Dataset entries on figures
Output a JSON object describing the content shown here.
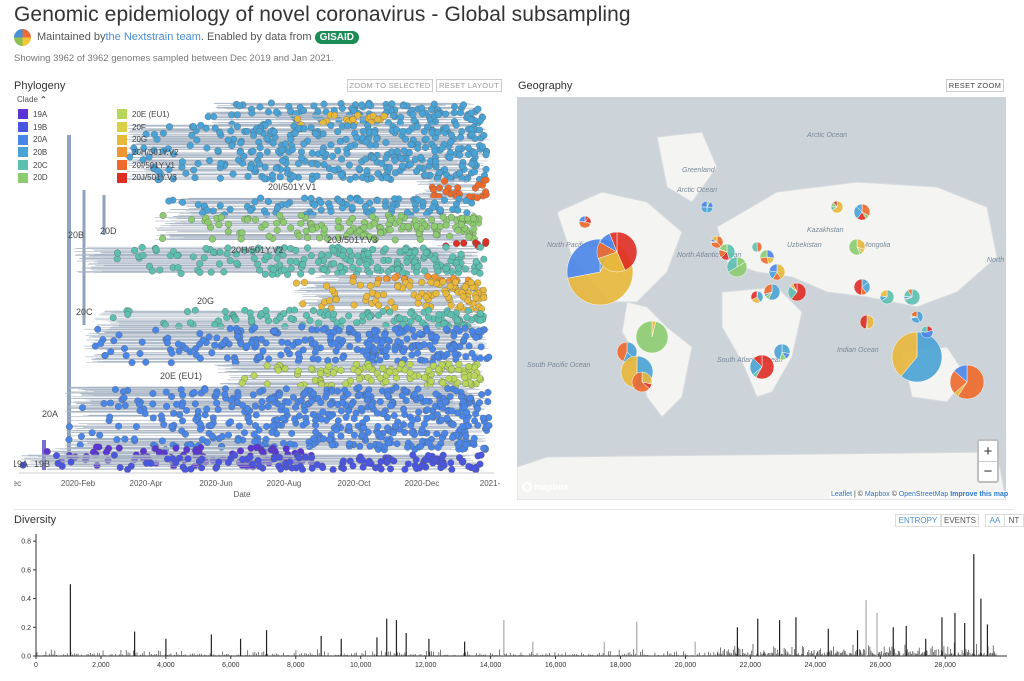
{
  "header": {
    "title": "Genomic epidemiology of novel coronavirus - Global subsampling",
    "maintained_prefix": "Maintained by ",
    "team_link": "the Nextstrain team",
    "enabled_text": ". Enabled by data from ",
    "gisaid": "GISAID",
    "showing": "Showing 3962 of 3962 genomes sampled between Dec 2019 and Jan 2021."
  },
  "phylogeny": {
    "title": "Phylogeny",
    "zoom_selected": "ZOOM TO SELECTED",
    "reset_layout": "RESET LAYOUT",
    "legend_title": "Clade",
    "legend_toggle": "^",
    "legend_col1": [
      {
        "label": "19A",
        "color": "#5c36d4"
      },
      {
        "label": "19B",
        "color": "#4a56e0"
      },
      {
        "label": "20A",
        "color": "#4a86e8"
      },
      {
        "label": "20B",
        "color": "#4aa3d6"
      },
      {
        "label": "20C",
        "color": "#5dbfb0"
      },
      {
        "label": "20D",
        "color": "#8ccb6f"
      }
    ],
    "legend_col2": [
      {
        "label": "20E (EU1)",
        "color": "#b8d65a"
      },
      {
        "label": "20F",
        "color": "#d9d046"
      },
      {
        "label": "20G",
        "color": "#e8b83b"
      },
      {
        "label": "20H/501Y.V2",
        "color": "#ef9633"
      },
      {
        "label": "20I/501Y.V1",
        "color": "#ee6a2c"
      },
      {
        "label": "20J/501Y.V3",
        "color": "#df2d24"
      }
    ],
    "branch_labels": [
      "20I/501Y.V1",
      "20D",
      "20B",
      "20J/501Y.V3",
      "20H/501Y.V2",
      "20G",
      "20C",
      "20E (EU1)",
      "20A",
      "19A",
      "19B"
    ],
    "x_ticks": [
      "Dec",
      "2020-Feb",
      "2020-Apr",
      "2020-Jun",
      "2020-Aug",
      "2020-Oct",
      "2020-Dec",
      "2021-"
    ],
    "x_label": "Date"
  },
  "geography": {
    "title": "Geography",
    "reset_zoom": "RESET ZOOM",
    "zoom_in": "+",
    "zoom_out": "−",
    "mapbox": "mapbox",
    "attribution_leaflet": "Leaflet",
    "attribution_sep1": " | © ",
    "attribution_mapbox": "Mapbox",
    "attribution_sep2": " © ",
    "attribution_osm": "OpenStreetMap",
    "attribution_improve": "Improve this map",
    "map_labels": [
      "Arctic Ocean",
      "Arctic Ocean",
      "Greenland",
      "North Atlantic Ocean",
      "South Atlantic Ocean",
      "South Pacific Ocean",
      "North Pacific Ocean",
      "Indian Ocean",
      "North Pacific Ocean",
      "Mongolia",
      "Uzbekistan",
      "Kazakhstan"
    ]
  },
  "diversity": {
    "title": "Diversity",
    "entropy": "ENTROPY",
    "events": "EVENTS",
    "aa": "AA",
    "nt": "NT"
  },
  "chart_data": {
    "type": "bar",
    "title": "Diversity",
    "xlabel": "",
    "ylabel": "",
    "x_ticks": [
      "0",
      "2,000",
      "4,000",
      "6,000",
      "8,000",
      "10,000",
      "12,000",
      "14,000",
      "16,000",
      "18,000",
      "20,000",
      "22,000",
      "24,000",
      "26,000",
      "28,000"
    ],
    "y_ticks": [
      "0.0",
      "0.2",
      "0.4",
      "0.6",
      "0.8"
    ],
    "xlim": [
      0,
      29903
    ],
    "ylim": [
      0,
      0.85
    ],
    "peaks": [
      {
        "x": 1059,
        "y": 0.5
      },
      {
        "x": 3037,
        "y": 0.17
      },
      {
        "x": 4000,
        "y": 0.12
      },
      {
        "x": 5400,
        "y": 0.15
      },
      {
        "x": 6300,
        "y": 0.12
      },
      {
        "x": 7100,
        "y": 0.18
      },
      {
        "x": 8782,
        "y": 0.14
      },
      {
        "x": 9400,
        "y": 0.12
      },
      {
        "x": 10500,
        "y": 0.13
      },
      {
        "x": 10800,
        "y": 0.26
      },
      {
        "x": 11100,
        "y": 0.25
      },
      {
        "x": 11400,
        "y": 0.16
      },
      {
        "x": 12100,
        "y": 0.12
      },
      {
        "x": 13200,
        "y": 0.1
      },
      {
        "x": 14408,
        "y": 0.25
      },
      {
        "x": 15300,
        "y": 0.1
      },
      {
        "x": 17500,
        "y": 0.1
      },
      {
        "x": 18500,
        "y": 0.24
      },
      {
        "x": 20300,
        "y": 0.1
      },
      {
        "x": 21600,
        "y": 0.2
      },
      {
        "x": 22227,
        "y": 0.26
      },
      {
        "x": 22900,
        "y": 0.25
      },
      {
        "x": 23403,
        "y": 0.27
      },
      {
        "x": 24400,
        "y": 0.19
      },
      {
        "x": 25300,
        "y": 0.18
      },
      {
        "x": 25563,
        "y": 0.39
      },
      {
        "x": 25900,
        "y": 0.3
      },
      {
        "x": 26400,
        "y": 0.2
      },
      {
        "x": 26800,
        "y": 0.21
      },
      {
        "x": 27400,
        "y": 0.12
      },
      {
        "x": 27900,
        "y": 0.27
      },
      {
        "x": 28300,
        "y": 0.3
      },
      {
        "x": 28600,
        "y": 0.23
      },
      {
        "x": 28881,
        "y": 0.71
      },
      {
        "x": 29100,
        "y": 0.4
      },
      {
        "x": 29300,
        "y": 0.22
      }
    ]
  }
}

EXERCISE REQUIREMENTS = Please set down every record above exactly as it appears, leaving out the pictures.

RESPONSE TO THIS EXERCISE =
Output a JSON object describing the content shown here.
{
  "header": {
    "title": "Genomic epidemiology of novel coronavirus - Global subsampling",
    "maintained_prefix": "Maintained by ",
    "team_link": "the Nextstrain team",
    "enabled_text": ". Enabled by data from ",
    "gisaid": "GISAID",
    "showing": "Showing 3962 of 3962 genomes sampled between Dec 2019 and Jan 2021."
  },
  "phylogeny": {
    "title": "Phylogeny",
    "zoom_selected": "ZOOM TO SELECTED",
    "reset_layout": "RESET LAYOUT",
    "legend_title": "Clade",
    "legend_toggle": "^",
    "legend_col1": [
      {
        "label": "19A",
        "color": "#5c36d4"
      },
      {
        "label": "19B",
        "color": "#4a56e0"
      },
      {
        "label": "20A",
        "color": "#4a86e8"
      },
      {
        "label": "20B",
        "color": "#4aa3d6"
      },
      {
        "label": "20C",
        "color": "#5dbfb0"
      },
      {
        "label": "20D",
        "color": "#8ccb6f"
      }
    ],
    "legend_col2": [
      {
        "label": "20E (EU1)",
        "color": "#b8d65a"
      },
      {
        "label": "20F",
        "color": "#d9d046"
      },
      {
        "label": "20G",
        "color": "#e8b83b"
      },
      {
        "label": "20H/501Y.V2",
        "color": "#ef9633"
      },
      {
        "label": "20I/501Y.V1",
        "color": "#ee6a2c"
      },
      {
        "label": "20J/501Y.V3",
        "color": "#df2d24"
      }
    ],
    "branch_labels": [
      "20I/501Y.V1",
      "20D",
      "20B",
      "20J/501Y.V3",
      "20H/501Y.V2",
      "20G",
      "20C",
      "20E (EU1)",
      "20A",
      "19A",
      "19B"
    ],
    "x_ticks": [
      "Dec",
      "2020-Feb",
      "2020-Apr",
      "2020-Jun",
      "2020-Aug",
      "2020-Oct",
      "2020-Dec",
      "2021-"
    ],
    "x_label": "Date"
  },
  "geography": {
    "title": "Geography",
    "reset_zoom": "RESET ZOOM",
    "zoom_in": "+",
    "zoom_out": "−",
    "mapbox": "mapbox",
    "attribution_leaflet": "Leaflet",
    "attribution_sep1": " | © ",
    "attribution_mapbox": "Mapbox",
    "attribution_sep2": " © ",
    "attribution_osm": "OpenStreetMap",
    "attribution_improve": "Improve this map",
    "map_labels": [
      "Arctic Ocean",
      "Arctic Ocean",
      "Greenland",
      "North Atlantic Ocean",
      "South Atlantic Ocean",
      "South Pacific Ocean",
      "North Pacific Ocean",
      "Indian Ocean",
      "North Pacific Ocean",
      "Mongolia",
      "Uzbekistan",
      "Kazakhstan"
    ]
  },
  "diversity": {
    "title": "Diversity",
    "entropy": "ENTROPY",
    "events": "EVENTS",
    "aa": "AA",
    "nt": "NT"
  },
  "chart_data": {
    "type": "bar",
    "title": "Diversity",
    "xlabel": "",
    "ylabel": "",
    "x_ticks": [
      "0",
      "2,000",
      "4,000",
      "6,000",
      "8,000",
      "10,000",
      "12,000",
      "14,000",
      "16,000",
      "18,000",
      "20,000",
      "22,000",
      "24,000",
      "26,000",
      "28,000"
    ],
    "y_ticks": [
      "0.0",
      "0.2",
      "0.4",
      "0.6",
      "0.8"
    ],
    "xlim": [
      0,
      29903
    ],
    "ylim": [
      0,
      0.85
    ],
    "peaks": [
      {
        "x": 1059,
        "y": 0.5
      },
      {
        "x": 3037,
        "y": 0.17
      },
      {
        "x": 4000,
        "y": 0.12
      },
      {
        "x": 5400,
        "y": 0.15
      },
      {
        "x": 6300,
        "y": 0.12
      },
      {
        "x": 7100,
        "y": 0.18
      },
      {
        "x": 8782,
        "y": 0.14
      },
      {
        "x": 9400,
        "y": 0.12
      },
      {
        "x": 10500,
        "y": 0.13
      },
      {
        "x": 10800,
        "y": 0.26
      },
      {
        "x": 11100,
        "y": 0.25
      },
      {
        "x": 11400,
        "y": 0.16
      },
      {
        "x": 12100,
        "y": 0.12
      },
      {
        "x": 13200,
        "y": 0.1
      },
      {
        "x": 14408,
        "y": 0.25
      },
      {
        "x": 15300,
        "y": 0.1
      },
      {
        "x": 17500,
        "y": 0.1
      },
      {
        "x": 18500,
        "y": 0.24
      },
      {
        "x": 20300,
        "y": 0.1
      },
      {
        "x": 21600,
        "y": 0.2
      },
      {
        "x": 22227,
        "y": 0.26
      },
      {
        "x": 22900,
        "y": 0.25
      },
      {
        "x": 23403,
        "y": 0.27
      },
      {
        "x": 24400,
        "y": 0.19
      },
      {
        "x": 25300,
        "y": 0.18
      },
      {
        "x": 25563,
        "y": 0.39
      },
      {
        "x": 25900,
        "y": 0.3
      },
      {
        "x": 26400,
        "y": 0.2
      },
      {
        "x": 26800,
        "y": 0.21
      },
      {
        "x": 27400,
        "y": 0.12
      },
      {
        "x": 27900,
        "y": 0.27
      },
      {
        "x": 28300,
        "y": 0.3
      },
      {
        "x": 28600,
        "y": 0.23
      },
      {
        "x": 28881,
        "y": 0.71
      },
      {
        "x": 29100,
        "y": 0.4
      },
      {
        "x": 29300,
        "y": 0.22
      }
    ]
  }
}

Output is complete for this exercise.